- Task description: Repeat the material exactly as it appears.

[Data items]
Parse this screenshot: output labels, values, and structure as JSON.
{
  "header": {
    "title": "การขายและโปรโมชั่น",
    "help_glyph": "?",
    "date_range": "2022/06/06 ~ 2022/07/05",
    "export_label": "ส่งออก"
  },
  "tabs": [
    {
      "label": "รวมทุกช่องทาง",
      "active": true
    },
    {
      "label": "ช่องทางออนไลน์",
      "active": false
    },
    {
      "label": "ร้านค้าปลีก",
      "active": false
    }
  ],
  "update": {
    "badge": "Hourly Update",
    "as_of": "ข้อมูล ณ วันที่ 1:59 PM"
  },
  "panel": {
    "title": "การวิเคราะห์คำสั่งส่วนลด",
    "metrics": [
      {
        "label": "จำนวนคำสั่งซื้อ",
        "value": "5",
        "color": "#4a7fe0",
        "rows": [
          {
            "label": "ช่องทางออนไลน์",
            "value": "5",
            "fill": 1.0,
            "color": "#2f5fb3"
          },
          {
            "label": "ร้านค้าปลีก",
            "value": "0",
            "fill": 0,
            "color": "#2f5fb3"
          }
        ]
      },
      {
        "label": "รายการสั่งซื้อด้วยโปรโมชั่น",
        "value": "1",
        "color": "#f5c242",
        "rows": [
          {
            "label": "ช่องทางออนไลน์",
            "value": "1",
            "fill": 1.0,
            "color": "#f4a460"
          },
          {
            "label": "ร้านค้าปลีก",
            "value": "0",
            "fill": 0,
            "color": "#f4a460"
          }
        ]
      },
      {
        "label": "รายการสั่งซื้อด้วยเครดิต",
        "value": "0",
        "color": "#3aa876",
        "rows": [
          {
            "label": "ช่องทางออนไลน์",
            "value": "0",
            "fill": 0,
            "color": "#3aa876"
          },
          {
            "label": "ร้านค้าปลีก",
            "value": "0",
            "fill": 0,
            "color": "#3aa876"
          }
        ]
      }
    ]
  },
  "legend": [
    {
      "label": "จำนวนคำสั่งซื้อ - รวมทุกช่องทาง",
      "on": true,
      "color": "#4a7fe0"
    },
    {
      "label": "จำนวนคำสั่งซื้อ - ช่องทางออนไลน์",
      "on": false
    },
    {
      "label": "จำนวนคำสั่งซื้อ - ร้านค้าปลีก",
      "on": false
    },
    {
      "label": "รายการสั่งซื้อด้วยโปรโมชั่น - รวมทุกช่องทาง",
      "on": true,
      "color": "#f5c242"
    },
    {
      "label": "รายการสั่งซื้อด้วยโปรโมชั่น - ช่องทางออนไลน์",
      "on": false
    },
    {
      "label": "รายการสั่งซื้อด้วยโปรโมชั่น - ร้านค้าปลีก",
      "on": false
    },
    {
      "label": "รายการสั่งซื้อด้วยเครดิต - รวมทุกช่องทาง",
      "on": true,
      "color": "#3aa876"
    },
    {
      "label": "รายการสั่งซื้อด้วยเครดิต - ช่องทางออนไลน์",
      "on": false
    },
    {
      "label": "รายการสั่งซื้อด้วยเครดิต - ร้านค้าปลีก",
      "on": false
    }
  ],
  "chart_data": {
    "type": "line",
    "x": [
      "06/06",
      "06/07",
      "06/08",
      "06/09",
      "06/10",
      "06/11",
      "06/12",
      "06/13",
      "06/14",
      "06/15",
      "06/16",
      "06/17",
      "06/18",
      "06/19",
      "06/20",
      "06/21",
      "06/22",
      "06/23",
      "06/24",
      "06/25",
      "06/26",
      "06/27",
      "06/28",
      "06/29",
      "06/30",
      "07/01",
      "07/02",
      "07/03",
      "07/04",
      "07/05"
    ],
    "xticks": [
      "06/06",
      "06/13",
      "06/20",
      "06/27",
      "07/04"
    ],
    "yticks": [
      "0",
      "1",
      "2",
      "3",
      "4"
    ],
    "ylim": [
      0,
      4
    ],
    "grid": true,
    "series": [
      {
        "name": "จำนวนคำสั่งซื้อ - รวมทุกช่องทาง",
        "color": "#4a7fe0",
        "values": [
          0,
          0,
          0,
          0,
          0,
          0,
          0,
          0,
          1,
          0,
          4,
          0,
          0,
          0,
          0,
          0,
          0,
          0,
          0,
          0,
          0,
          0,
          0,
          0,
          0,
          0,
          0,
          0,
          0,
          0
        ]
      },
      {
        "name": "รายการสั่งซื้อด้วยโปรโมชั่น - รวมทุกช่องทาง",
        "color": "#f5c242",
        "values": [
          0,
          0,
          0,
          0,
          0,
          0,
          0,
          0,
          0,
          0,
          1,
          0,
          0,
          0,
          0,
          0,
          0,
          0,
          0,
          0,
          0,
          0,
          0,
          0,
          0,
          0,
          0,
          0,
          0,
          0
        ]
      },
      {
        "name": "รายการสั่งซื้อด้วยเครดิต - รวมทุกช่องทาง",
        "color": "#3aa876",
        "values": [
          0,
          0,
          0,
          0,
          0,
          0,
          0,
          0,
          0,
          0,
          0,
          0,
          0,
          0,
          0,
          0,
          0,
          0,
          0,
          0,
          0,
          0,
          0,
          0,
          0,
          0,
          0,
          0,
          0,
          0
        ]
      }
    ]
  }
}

- Written answer:
Parse this screenshot: output labels, values, and structure as JSON.
{
  "header": {
    "title": "การขายและโปรโมชั่น",
    "help_glyph": "?",
    "date_range": "2022/06/06 ~ 2022/07/05",
    "export_label": "ส่งออก"
  },
  "tabs": [
    {
      "label": "รวมทุกช่องทาง",
      "active": true
    },
    {
      "label": "ช่องทางออนไลน์",
      "active": false
    },
    {
      "label": "ร้านค้าปลีก",
      "active": false
    }
  ],
  "update": {
    "badge": "Hourly Update",
    "as_of": "ข้อมูล ณ วันที่ 1:59 PM"
  },
  "panel": {
    "title": "การวิเคราะห์คำสั่งส่วนลด",
    "metrics": [
      {
        "label": "จำนวนคำสั่งซื้อ",
        "value": "5",
        "color": "#4a7fe0",
        "rows": [
          {
            "label": "ช่องทางออนไลน์",
            "value": "5",
            "fill": 1.0,
            "color": "#2f5fb3"
          },
          {
            "label": "ร้านค้าปลีก",
            "value": "0",
            "fill": 0,
            "color": "#2f5fb3"
          }
        ]
      },
      {
        "label": "รายการสั่งซื้อด้วยโปรโมชั่น",
        "value": "1",
        "color": "#f5c242",
        "rows": [
          {
            "label": "ช่องทางออนไลน์",
            "value": "1",
            "fill": 1.0,
            "color": "#f4a460"
          },
          {
            "label": "ร้านค้าปลีก",
            "value": "0",
            "fill": 0,
            "color": "#f4a460"
          }
        ]
      },
      {
        "label": "รายการสั่งซื้อด้วยเครดิต",
        "value": "0",
        "color": "#3aa876",
        "rows": [
          {
            "label": "ช่องทางออนไลน์",
            "value": "0",
            "fill": 0,
            "color": "#3aa876"
          },
          {
            "label": "ร้านค้าปลีก",
            "value": "0",
            "fill": 0,
            "color": "#3aa876"
          }
        ]
      }
    ]
  },
  "legend": [
    {
      "label": "จำนวนคำสั่งซื้อ - รวมทุกช่องทาง",
      "on": true,
      "color": "#4a7fe0"
    },
    {
      "label": "จำนวนคำสั่งซื้อ - ช่องทางออนไลน์",
      "on": false
    },
    {
      "label": "จำนวนคำสั่งซื้อ - ร้านค้าปลีก",
      "on": false
    },
    {
      "label": "รายการสั่งซื้อด้วยโปรโมชั่น - รวมทุกช่องทาง",
      "on": true,
      "color": "#f5c242"
    },
    {
      "label": "รายการสั่งซื้อด้วยโปรโมชั่น - ช่องทางออนไลน์",
      "on": false
    },
    {
      "label": "รายการสั่งซื้อด้วยโปรโมชั่น - ร้านค้าปลีก",
      "on": false
    },
    {
      "label": "รายการสั่งซื้อด้วยเครดิต - รวมทุกช่องทาง",
      "on": true,
      "color": "#3aa876"
    },
    {
      "label": "รายการสั่งซื้อด้วยเครดิต - ช่องทางออนไลน์",
      "on": false
    },
    {
      "label": "รายการสั่งซื้อด้วยเครดิต - ร้านค้าปลีก",
      "on": false
    }
  ],
  "chart_data": {
    "type": "line",
    "x": [
      "06/06",
      "06/07",
      "06/08",
      "06/09",
      "06/10",
      "06/11",
      "06/12",
      "06/13",
      "06/14",
      "06/15",
      "06/16",
      "06/17",
      "06/18",
      "06/19",
      "06/20",
      "06/21",
      "06/22",
      "06/23",
      "06/24",
      "06/25",
      "06/26",
      "06/27",
      "06/28",
      "06/29",
      "06/30",
      "07/01",
      "07/02",
      "07/03",
      "07/04",
      "07/05"
    ],
    "xticks": [
      "06/06",
      "06/13",
      "06/20",
      "06/27",
      "07/04"
    ],
    "yticks": [
      "0",
      "1",
      "2",
      "3",
      "4"
    ],
    "ylim": [
      0,
      4
    ],
    "grid": true,
    "series": [
      {
        "name": "จำนวนคำสั่งซื้อ - รวมทุกช่องทาง",
        "color": "#4a7fe0",
        "values": [
          0,
          0,
          0,
          0,
          0,
          0,
          0,
          0,
          1,
          0,
          4,
          0,
          0,
          0,
          0,
          0,
          0,
          0,
          0,
          0,
          0,
          0,
          0,
          0,
          0,
          0,
          0,
          0,
          0,
          0
        ]
      },
      {
        "name": "รายการสั่งซื้อด้วยโปรโมชั่น - รวมทุกช่องทาง",
        "color": "#f5c242",
        "values": [
          0,
          0,
          0,
          0,
          0,
          0,
          0,
          0,
          0,
          0,
          1,
          0,
          0,
          0,
          0,
          0,
          0,
          0,
          0,
          0,
          0,
          0,
          0,
          0,
          0,
          0,
          0,
          0,
          0,
          0
        ]
      },
      {
        "name": "รายการสั่งซื้อด้วยเครดิต - รวมทุกช่องทาง",
        "color": "#3aa876",
        "values": [
          0,
          0,
          0,
          0,
          0,
          0,
          0,
          0,
          0,
          0,
          0,
          0,
          0,
          0,
          0,
          0,
          0,
          0,
          0,
          0,
          0,
          0,
          0,
          0,
          0,
          0,
          0,
          0,
          0,
          0
        ]
      }
    ]
  }
}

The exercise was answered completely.